(Items from a figure collection)
+---+

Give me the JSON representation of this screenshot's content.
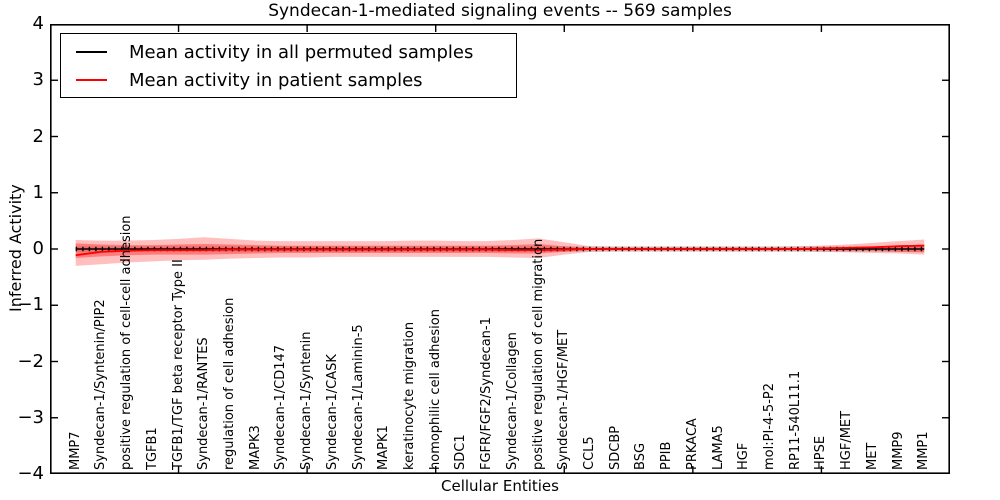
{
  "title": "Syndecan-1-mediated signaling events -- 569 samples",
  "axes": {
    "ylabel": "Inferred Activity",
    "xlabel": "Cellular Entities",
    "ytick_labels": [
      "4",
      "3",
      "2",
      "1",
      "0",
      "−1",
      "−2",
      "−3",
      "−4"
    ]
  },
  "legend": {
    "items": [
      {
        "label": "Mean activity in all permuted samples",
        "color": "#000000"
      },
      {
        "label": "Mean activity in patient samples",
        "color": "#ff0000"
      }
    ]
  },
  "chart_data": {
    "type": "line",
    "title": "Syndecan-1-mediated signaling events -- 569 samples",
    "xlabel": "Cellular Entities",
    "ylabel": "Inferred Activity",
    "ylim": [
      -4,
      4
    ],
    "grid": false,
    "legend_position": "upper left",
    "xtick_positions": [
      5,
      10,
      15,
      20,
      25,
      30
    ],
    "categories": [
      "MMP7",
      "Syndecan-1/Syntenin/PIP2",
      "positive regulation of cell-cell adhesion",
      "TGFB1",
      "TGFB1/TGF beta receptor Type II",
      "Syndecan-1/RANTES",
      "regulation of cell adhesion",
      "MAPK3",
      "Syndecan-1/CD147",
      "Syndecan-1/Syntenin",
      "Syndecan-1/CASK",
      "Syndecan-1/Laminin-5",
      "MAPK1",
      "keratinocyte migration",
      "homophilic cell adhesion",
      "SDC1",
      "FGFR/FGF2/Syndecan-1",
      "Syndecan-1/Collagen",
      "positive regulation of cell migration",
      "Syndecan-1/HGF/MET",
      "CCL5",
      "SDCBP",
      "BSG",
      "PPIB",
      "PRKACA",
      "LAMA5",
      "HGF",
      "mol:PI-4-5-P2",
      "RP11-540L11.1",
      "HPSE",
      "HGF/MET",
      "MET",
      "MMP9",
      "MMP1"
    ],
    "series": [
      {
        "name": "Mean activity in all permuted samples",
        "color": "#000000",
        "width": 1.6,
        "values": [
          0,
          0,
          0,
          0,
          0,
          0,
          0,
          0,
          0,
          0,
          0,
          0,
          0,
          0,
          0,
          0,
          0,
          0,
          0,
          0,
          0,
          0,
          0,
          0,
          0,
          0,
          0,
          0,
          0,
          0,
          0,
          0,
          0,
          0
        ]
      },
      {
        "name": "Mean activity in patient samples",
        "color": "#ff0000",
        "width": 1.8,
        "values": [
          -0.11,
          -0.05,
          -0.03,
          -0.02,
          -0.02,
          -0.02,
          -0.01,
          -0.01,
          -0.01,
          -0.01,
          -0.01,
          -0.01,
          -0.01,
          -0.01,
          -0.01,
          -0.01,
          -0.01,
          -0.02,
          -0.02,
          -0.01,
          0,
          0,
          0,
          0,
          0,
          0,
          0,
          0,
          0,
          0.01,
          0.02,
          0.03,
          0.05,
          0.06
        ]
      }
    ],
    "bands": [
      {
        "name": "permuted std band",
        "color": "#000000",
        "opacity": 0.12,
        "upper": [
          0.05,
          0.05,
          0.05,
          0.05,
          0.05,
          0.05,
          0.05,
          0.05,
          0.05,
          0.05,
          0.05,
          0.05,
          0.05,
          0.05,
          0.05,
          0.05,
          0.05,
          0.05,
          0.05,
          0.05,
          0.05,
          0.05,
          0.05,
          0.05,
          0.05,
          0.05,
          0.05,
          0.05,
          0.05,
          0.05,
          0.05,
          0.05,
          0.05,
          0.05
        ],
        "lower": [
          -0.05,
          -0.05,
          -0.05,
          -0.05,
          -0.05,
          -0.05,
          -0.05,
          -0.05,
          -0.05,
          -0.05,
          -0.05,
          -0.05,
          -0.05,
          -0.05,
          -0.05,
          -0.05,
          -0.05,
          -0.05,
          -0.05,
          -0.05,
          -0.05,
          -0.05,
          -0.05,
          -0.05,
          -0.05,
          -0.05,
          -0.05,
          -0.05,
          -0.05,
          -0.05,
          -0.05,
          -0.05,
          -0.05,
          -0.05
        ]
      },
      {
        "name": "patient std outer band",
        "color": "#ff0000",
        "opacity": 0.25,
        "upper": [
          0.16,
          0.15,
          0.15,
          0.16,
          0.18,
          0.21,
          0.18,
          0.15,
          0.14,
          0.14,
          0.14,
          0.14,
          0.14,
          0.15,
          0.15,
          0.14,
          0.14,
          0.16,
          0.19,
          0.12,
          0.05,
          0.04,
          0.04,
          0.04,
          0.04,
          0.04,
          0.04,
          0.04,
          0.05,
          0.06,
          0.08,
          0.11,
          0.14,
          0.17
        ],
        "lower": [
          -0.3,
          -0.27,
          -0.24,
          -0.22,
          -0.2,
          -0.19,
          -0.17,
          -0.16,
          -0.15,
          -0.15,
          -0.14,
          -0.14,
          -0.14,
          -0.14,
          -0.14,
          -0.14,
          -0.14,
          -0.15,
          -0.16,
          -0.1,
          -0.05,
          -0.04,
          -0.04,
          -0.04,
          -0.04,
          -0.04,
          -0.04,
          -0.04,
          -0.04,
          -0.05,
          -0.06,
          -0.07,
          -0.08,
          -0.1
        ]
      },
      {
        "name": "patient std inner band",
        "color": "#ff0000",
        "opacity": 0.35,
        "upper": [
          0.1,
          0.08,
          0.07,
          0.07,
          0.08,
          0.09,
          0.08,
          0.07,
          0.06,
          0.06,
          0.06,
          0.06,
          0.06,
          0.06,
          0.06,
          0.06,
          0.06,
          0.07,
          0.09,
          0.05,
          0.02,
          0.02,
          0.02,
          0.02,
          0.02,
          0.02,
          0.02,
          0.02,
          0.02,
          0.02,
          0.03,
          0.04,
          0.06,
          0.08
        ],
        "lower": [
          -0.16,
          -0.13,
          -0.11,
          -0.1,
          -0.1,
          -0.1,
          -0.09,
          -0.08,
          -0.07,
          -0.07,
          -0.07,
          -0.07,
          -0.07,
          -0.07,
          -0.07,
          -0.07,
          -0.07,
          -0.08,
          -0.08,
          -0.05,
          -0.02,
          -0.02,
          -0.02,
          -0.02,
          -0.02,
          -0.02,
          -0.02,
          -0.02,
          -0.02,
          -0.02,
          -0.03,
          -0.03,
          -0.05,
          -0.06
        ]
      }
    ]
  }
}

+---+

■ **Task brief**: Leave the pictures out, and print every line of the listing exactly as written.

■ **Final answer**:
Give me the JSON representation of this screenshot's content.
{
  "title": "Syndecan-1-mediated signaling events -- 569 samples",
  "axes": {
    "ylabel": "Inferred Activity",
    "xlabel": "Cellular Entities",
    "ytick_labels": [
      "4",
      "3",
      "2",
      "1",
      "0",
      "−1",
      "−2",
      "−3",
      "−4"
    ]
  },
  "legend": {
    "items": [
      {
        "label": "Mean activity in all permuted samples",
        "color": "#000000"
      },
      {
        "label": "Mean activity in patient samples",
        "color": "#ff0000"
      }
    ]
  },
  "chart_data": {
    "type": "line",
    "title": "Syndecan-1-mediated signaling events -- 569 samples",
    "xlabel": "Cellular Entities",
    "ylabel": "Inferred Activity",
    "ylim": [
      -4,
      4
    ],
    "grid": false,
    "legend_position": "upper left",
    "xtick_positions": [
      5,
      10,
      15,
      20,
      25,
      30
    ],
    "categories": [
      "MMP7",
      "Syndecan-1/Syntenin/PIP2",
      "positive regulation of cell-cell adhesion",
      "TGFB1",
      "TGFB1/TGF beta receptor Type II",
      "Syndecan-1/RANTES",
      "regulation of cell adhesion",
      "MAPK3",
      "Syndecan-1/CD147",
      "Syndecan-1/Syntenin",
      "Syndecan-1/CASK",
      "Syndecan-1/Laminin-5",
      "MAPK1",
      "keratinocyte migration",
      "homophilic cell adhesion",
      "SDC1",
      "FGFR/FGF2/Syndecan-1",
      "Syndecan-1/Collagen",
      "positive regulation of cell migration",
      "Syndecan-1/HGF/MET",
      "CCL5",
      "SDCBP",
      "BSG",
      "PPIB",
      "PRKACA",
      "LAMA5",
      "HGF",
      "mol:PI-4-5-P2",
      "RP11-540L11.1",
      "HPSE",
      "HGF/MET",
      "MET",
      "MMP9",
      "MMP1"
    ],
    "series": [
      {
        "name": "Mean activity in all permuted samples",
        "color": "#000000",
        "width": 1.6,
        "values": [
          0,
          0,
          0,
          0,
          0,
          0,
          0,
          0,
          0,
          0,
          0,
          0,
          0,
          0,
          0,
          0,
          0,
          0,
          0,
          0,
          0,
          0,
          0,
          0,
          0,
          0,
          0,
          0,
          0,
          0,
          0,
          0,
          0,
          0
        ]
      },
      {
        "name": "Mean activity in patient samples",
        "color": "#ff0000",
        "width": 1.8,
        "values": [
          -0.11,
          -0.05,
          -0.03,
          -0.02,
          -0.02,
          -0.02,
          -0.01,
          -0.01,
          -0.01,
          -0.01,
          -0.01,
          -0.01,
          -0.01,
          -0.01,
          -0.01,
          -0.01,
          -0.01,
          -0.02,
          -0.02,
          -0.01,
          0,
          0,
          0,
          0,
          0,
          0,
          0,
          0,
          0,
          0.01,
          0.02,
          0.03,
          0.05,
          0.06
        ]
      }
    ],
    "bands": [
      {
        "name": "permuted std band",
        "color": "#000000",
        "opacity": 0.12,
        "upper": [
          0.05,
          0.05,
          0.05,
          0.05,
          0.05,
          0.05,
          0.05,
          0.05,
          0.05,
          0.05,
          0.05,
          0.05,
          0.05,
          0.05,
          0.05,
          0.05,
          0.05,
          0.05,
          0.05,
          0.05,
          0.05,
          0.05,
          0.05,
          0.05,
          0.05,
          0.05,
          0.05,
          0.05,
          0.05,
          0.05,
          0.05,
          0.05,
          0.05,
          0.05
        ],
        "lower": [
          -0.05,
          -0.05,
          -0.05,
          -0.05,
          -0.05,
          -0.05,
          -0.05,
          -0.05,
          -0.05,
          -0.05,
          -0.05,
          -0.05,
          -0.05,
          -0.05,
          -0.05,
          -0.05,
          -0.05,
          -0.05,
          -0.05,
          -0.05,
          -0.05,
          -0.05,
          -0.05,
          -0.05,
          -0.05,
          -0.05,
          -0.05,
          -0.05,
          -0.05,
          -0.05,
          -0.05,
          -0.05,
          -0.05,
          -0.05
        ]
      },
      {
        "name": "patient std outer band",
        "color": "#ff0000",
        "opacity": 0.25,
        "upper": [
          0.16,
          0.15,
          0.15,
          0.16,
          0.18,
          0.21,
          0.18,
          0.15,
          0.14,
          0.14,
          0.14,
          0.14,
          0.14,
          0.15,
          0.15,
          0.14,
          0.14,
          0.16,
          0.19,
          0.12,
          0.05,
          0.04,
          0.04,
          0.04,
          0.04,
          0.04,
          0.04,
          0.04,
          0.05,
          0.06,
          0.08,
          0.11,
          0.14,
          0.17
        ],
        "lower": [
          -0.3,
          -0.27,
          -0.24,
          -0.22,
          -0.2,
          -0.19,
          -0.17,
          -0.16,
          -0.15,
          -0.15,
          -0.14,
          -0.14,
          -0.14,
          -0.14,
          -0.14,
          -0.14,
          -0.14,
          -0.15,
          -0.16,
          -0.1,
          -0.05,
          -0.04,
          -0.04,
          -0.04,
          -0.04,
          -0.04,
          -0.04,
          -0.04,
          -0.04,
          -0.05,
          -0.06,
          -0.07,
          -0.08,
          -0.1
        ]
      },
      {
        "name": "patient std inner band",
        "color": "#ff0000",
        "opacity": 0.35,
        "upper": [
          0.1,
          0.08,
          0.07,
          0.07,
          0.08,
          0.09,
          0.08,
          0.07,
          0.06,
          0.06,
          0.06,
          0.06,
          0.06,
          0.06,
          0.06,
          0.06,
          0.06,
          0.07,
          0.09,
          0.05,
          0.02,
          0.02,
          0.02,
          0.02,
          0.02,
          0.02,
          0.02,
          0.02,
          0.02,
          0.02,
          0.03,
          0.04,
          0.06,
          0.08
        ],
        "lower": [
          -0.16,
          -0.13,
          -0.11,
          -0.1,
          -0.1,
          -0.1,
          -0.09,
          -0.08,
          -0.07,
          -0.07,
          -0.07,
          -0.07,
          -0.07,
          -0.07,
          -0.07,
          -0.07,
          -0.07,
          -0.08,
          -0.08,
          -0.05,
          -0.02,
          -0.02,
          -0.02,
          -0.02,
          -0.02,
          -0.02,
          -0.02,
          -0.02,
          -0.02,
          -0.02,
          -0.03,
          -0.03,
          -0.05,
          -0.06
        ]
      }
    ]
  }
}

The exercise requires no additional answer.